Written problem:
Copy every line from the records below that holds the word "Local".

---*---

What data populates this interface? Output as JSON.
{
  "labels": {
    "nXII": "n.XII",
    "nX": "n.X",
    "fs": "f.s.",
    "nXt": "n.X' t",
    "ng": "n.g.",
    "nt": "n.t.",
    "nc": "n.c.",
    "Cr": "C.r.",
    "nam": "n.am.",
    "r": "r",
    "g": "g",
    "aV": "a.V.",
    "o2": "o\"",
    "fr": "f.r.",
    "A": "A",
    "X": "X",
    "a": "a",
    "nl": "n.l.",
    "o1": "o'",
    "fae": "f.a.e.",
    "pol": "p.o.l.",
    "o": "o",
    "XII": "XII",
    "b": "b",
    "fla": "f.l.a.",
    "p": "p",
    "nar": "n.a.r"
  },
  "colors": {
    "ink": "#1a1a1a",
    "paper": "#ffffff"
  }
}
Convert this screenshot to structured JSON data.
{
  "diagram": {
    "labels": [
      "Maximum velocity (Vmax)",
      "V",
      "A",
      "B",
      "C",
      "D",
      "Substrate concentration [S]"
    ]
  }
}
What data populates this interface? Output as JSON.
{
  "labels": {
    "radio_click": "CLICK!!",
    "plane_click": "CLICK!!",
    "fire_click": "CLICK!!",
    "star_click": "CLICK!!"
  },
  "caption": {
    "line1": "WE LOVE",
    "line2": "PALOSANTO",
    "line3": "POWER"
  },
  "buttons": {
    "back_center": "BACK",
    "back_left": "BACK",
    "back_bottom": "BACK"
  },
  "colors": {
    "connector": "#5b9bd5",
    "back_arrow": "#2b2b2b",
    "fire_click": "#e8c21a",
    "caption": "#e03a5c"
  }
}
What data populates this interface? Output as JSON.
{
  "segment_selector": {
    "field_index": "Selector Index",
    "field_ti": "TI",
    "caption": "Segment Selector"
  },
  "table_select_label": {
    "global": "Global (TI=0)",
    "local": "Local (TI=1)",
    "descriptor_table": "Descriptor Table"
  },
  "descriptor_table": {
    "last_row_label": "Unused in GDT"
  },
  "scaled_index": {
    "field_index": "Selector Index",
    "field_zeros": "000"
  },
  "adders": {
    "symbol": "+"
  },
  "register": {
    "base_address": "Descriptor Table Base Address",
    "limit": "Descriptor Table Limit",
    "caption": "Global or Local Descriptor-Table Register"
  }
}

---*---

Full response:
    "local": "Local (TI=1)",
    "caption": "Global or Local Descriptor-Table Register"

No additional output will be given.